**Supplied material:**
· · · ·
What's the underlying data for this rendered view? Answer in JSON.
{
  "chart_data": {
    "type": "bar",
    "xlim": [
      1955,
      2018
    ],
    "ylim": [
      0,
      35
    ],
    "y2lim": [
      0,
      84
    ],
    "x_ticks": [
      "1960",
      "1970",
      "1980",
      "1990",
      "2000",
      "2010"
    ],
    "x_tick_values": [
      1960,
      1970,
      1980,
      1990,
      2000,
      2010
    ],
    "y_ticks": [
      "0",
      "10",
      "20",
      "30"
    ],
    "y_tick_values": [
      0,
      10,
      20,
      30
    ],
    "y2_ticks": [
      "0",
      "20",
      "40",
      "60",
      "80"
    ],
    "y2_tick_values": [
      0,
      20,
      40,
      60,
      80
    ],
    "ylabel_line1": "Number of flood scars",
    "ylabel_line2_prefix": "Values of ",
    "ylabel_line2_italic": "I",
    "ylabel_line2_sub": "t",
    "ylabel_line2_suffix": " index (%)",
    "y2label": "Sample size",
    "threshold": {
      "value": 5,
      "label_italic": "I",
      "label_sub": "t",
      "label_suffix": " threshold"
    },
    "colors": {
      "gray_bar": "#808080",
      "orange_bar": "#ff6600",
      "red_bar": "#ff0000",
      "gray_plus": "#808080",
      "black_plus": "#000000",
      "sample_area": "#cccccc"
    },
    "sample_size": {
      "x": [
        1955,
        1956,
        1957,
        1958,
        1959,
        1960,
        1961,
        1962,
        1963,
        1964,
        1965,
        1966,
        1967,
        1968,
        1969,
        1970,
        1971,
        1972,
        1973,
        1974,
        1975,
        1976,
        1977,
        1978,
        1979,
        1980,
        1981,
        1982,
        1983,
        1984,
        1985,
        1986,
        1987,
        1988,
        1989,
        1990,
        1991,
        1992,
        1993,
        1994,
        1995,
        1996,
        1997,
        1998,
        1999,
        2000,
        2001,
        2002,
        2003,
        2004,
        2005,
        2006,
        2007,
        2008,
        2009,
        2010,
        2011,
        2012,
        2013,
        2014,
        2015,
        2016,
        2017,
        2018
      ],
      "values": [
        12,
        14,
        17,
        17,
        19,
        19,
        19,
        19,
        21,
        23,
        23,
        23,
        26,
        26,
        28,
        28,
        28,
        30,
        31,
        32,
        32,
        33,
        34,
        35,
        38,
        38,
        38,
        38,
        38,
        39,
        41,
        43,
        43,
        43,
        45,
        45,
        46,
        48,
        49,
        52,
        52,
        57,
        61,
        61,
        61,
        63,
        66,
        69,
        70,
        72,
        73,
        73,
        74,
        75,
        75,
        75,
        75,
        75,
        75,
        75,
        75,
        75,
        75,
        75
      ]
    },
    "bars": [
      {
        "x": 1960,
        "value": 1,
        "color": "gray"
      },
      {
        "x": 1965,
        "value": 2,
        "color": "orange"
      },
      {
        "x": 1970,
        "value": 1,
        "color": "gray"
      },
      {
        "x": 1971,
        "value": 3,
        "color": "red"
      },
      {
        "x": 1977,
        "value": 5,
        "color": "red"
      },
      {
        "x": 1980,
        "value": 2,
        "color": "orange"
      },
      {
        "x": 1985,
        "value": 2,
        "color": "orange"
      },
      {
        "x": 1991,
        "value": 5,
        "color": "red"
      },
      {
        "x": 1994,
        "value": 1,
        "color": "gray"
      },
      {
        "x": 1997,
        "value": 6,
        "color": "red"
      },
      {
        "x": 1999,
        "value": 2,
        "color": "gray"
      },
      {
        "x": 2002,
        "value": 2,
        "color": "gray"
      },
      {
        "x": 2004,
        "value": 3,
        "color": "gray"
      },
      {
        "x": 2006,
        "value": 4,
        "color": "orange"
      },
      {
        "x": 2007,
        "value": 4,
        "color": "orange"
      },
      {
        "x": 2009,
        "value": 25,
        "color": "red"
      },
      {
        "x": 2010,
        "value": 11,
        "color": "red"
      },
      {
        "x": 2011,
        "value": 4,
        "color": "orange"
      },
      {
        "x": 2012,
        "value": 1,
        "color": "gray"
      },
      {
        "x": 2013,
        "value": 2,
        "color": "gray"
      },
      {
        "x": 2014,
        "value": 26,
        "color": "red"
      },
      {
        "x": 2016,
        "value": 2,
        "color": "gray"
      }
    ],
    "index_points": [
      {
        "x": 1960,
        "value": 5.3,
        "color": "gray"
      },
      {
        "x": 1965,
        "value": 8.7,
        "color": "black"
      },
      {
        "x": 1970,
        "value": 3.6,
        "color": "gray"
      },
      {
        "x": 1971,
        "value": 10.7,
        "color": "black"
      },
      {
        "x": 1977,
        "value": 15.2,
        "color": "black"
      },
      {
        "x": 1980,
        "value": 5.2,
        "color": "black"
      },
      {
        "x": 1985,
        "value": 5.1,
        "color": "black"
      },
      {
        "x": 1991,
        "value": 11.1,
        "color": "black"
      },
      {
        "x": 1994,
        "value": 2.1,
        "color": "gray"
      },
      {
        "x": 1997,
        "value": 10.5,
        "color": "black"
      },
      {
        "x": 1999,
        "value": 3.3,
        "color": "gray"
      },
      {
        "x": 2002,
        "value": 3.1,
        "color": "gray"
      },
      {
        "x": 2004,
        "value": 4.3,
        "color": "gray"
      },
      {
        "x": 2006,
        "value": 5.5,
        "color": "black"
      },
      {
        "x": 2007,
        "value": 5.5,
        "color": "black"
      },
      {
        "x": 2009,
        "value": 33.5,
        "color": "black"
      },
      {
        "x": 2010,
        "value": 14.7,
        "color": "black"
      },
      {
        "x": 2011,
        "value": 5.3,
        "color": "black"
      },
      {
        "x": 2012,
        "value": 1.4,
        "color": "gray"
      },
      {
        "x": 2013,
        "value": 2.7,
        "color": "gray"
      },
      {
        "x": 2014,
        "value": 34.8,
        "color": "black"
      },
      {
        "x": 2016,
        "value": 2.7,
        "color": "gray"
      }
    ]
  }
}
· · · ·
**Request:**
Provide an exact reproduction of all the entries shown above.

**Answer below:**
What's the underlying data for this rendered view? Answer in JSON.
{
  "chart_data": {
    "type": "bar",
    "xlim": [
      1955,
      2018
    ],
    "ylim": [
      0,
      35
    ],
    "y2lim": [
      0,
      84
    ],
    "x_ticks": [
      "1960",
      "1970",
      "1980",
      "1990",
      "2000",
      "2010"
    ],
    "x_tick_values": [
      1960,
      1970,
      1980,
      1990,
      2000,
      2010
    ],
    "y_ticks": [
      "0",
      "10",
      "20",
      "30"
    ],
    "y_tick_values": [
      0,
      10,
      20,
      30
    ],
    "y2_ticks": [
      "0",
      "20",
      "40",
      "60",
      "80"
    ],
    "y2_tick_values": [
      0,
      20,
      40,
      60,
      80
    ],
    "ylabel_line1": "Number of flood scars",
    "ylabel_line2_prefix": "Values of ",
    "ylabel_line2_italic": "I",
    "ylabel_line2_sub": "t",
    "ylabel_line2_suffix": " index (%)",
    "y2label": "Sample size",
    "threshold": {
      "value": 5,
      "label_italic": "I",
      "label_sub": "t",
      "label_suffix": " threshold"
    },
    "colors": {
      "gray_bar": "#808080",
      "orange_bar": "#ff6600",
      "red_bar": "#ff0000",
      "gray_plus": "#808080",
      "black_plus": "#000000",
      "sample_area": "#cccccc"
    },
    "sample_size": {
      "x": [
        1955,
        1956,
        1957,
        1958,
        1959,
        1960,
        1961,
        1962,
        1963,
        1964,
        1965,
        1966,
        1967,
        1968,
        1969,
        1970,
        1971,
        1972,
        1973,
        1974,
        1975,
        1976,
        1977,
        1978,
        1979,
        1980,
        1981,
        1982,
        1983,
        1984,
        1985,
        1986,
        1987,
        1988,
        1989,
        1990,
        1991,
        1992,
        1993,
        1994,
        1995,
        1996,
        1997,
        1998,
        1999,
        2000,
        2001,
        2002,
        2003,
        2004,
        2005,
        2006,
        2007,
        2008,
        2009,
        2010,
        2011,
        2012,
        2013,
        2014,
        2015,
        2016,
        2017,
        2018
      ],
      "values": [
        12,
        14,
        17,
        17,
        19,
        19,
        19,
        19,
        21,
        23,
        23,
        23,
        26,
        26,
        28,
        28,
        28,
        30,
        31,
        32,
        32,
        33,
        34,
        35,
        38,
        38,
        38,
        38,
        38,
        39,
        41,
        43,
        43,
        43,
        45,
        45,
        46,
        48,
        49,
        52,
        52,
        57,
        61,
        61,
        61,
        63,
        66,
        69,
        70,
        72,
        73,
        73,
        74,
        75,
        75,
        75,
        75,
        75,
        75,
        75,
        75,
        75,
        75,
        75
      ]
    },
    "bars": [
      {
        "x": 1960,
        "value": 1,
        "color": "gray"
      },
      {
        "x": 1965,
        "value": 2,
        "color": "orange"
      },
      {
        "x": 1970,
        "value": 1,
        "color": "gray"
      },
      {
        "x": 1971,
        "value": 3,
        "color": "red"
      },
      {
        "x": 1977,
        "value": 5,
        "color": "red"
      },
      {
        "x": 1980,
        "value": 2,
        "color": "orange"
      },
      {
        "x": 1985,
        "value": 2,
        "color": "orange"
      },
      {
        "x": 1991,
        "value": 5,
        "color": "red"
      },
      {
        "x": 1994,
        "value": 1,
        "color": "gray"
      },
      {
        "x": 1997,
        "value": 6,
        "color": "red"
      },
      {
        "x": 1999,
        "value": 2,
        "color": "gray"
      },
      {
        "x": 2002,
        "value": 2,
        "color": "gray"
      },
      {
        "x": 2004,
        "value": 3,
        "color": "gray"
      },
      {
        "x": 2006,
        "value": 4,
        "color": "orange"
      },
      {
        "x": 2007,
        "value": 4,
        "color": "orange"
      },
      {
        "x": 2009,
        "value": 25,
        "color": "red"
      },
      {
        "x": 2010,
        "value": 11,
        "color": "red"
      },
      {
        "x": 2011,
        "value": 4,
        "color": "orange"
      },
      {
        "x": 2012,
        "value": 1,
        "color": "gray"
      },
      {
        "x": 2013,
        "value": 2,
        "color": "gray"
      },
      {
        "x": 2014,
        "value": 26,
        "color": "red"
      },
      {
        "x": 2016,
        "value": 2,
        "color": "gray"
      }
    ],
    "index_points": [
      {
        "x": 1960,
        "value": 5.3,
        "color": "gray"
      },
      {
        "x": 1965,
        "value": 8.7,
        "color": "black"
      },
      {
        "x": 1970,
        "value": 3.6,
        "color": "gray"
      },
      {
        "x": 1971,
        "value": 10.7,
        "color": "black"
      },
      {
        "x": 1977,
        "value": 15.2,
        "color": "black"
      },
      {
        "x": 1980,
        "value": 5.2,
        "color": "black"
      },
      {
        "x": 1985,
        "value": 5.1,
        "color": "black"
      },
      {
        "x": 1991,
        "value": 11.1,
        "color": "black"
      },
      {
        "x": 1994,
        "value": 2.1,
        "color": "gray"
      },
      {
        "x": 1997,
        "value": 10.5,
        "color": "black"
      },
      {
        "x": 1999,
        "value": 3.3,
        "color": "gray"
      },
      {
        "x": 2002,
        "value": 3.1,
        "color": "gray"
      },
      {
        "x": 2004,
        "value": 4.3,
        "color": "gray"
      },
      {
        "x": 2006,
        "value": 5.5,
        "color": "black"
      },
      {
        "x": 2007,
        "value": 5.5,
        "color": "black"
      },
      {
        "x": 2009,
        "value": 33.5,
        "color": "black"
      },
      {
        "x": 2010,
        "value": 14.7,
        "color": "black"
      },
      {
        "x": 2011,
        "value": 5.3,
        "color": "black"
      },
      {
        "x": 2012,
        "value": 1.4,
        "color": "gray"
      },
      {
        "x": 2013,
        "value": 2.7,
        "color": "gray"
      },
      {
        "x": 2014,
        "value": 34.8,
        "color": "black"
      },
      {
        "x": 2016,
        "value": 2.7,
        "color": "gray"
      }
    ]
  }
}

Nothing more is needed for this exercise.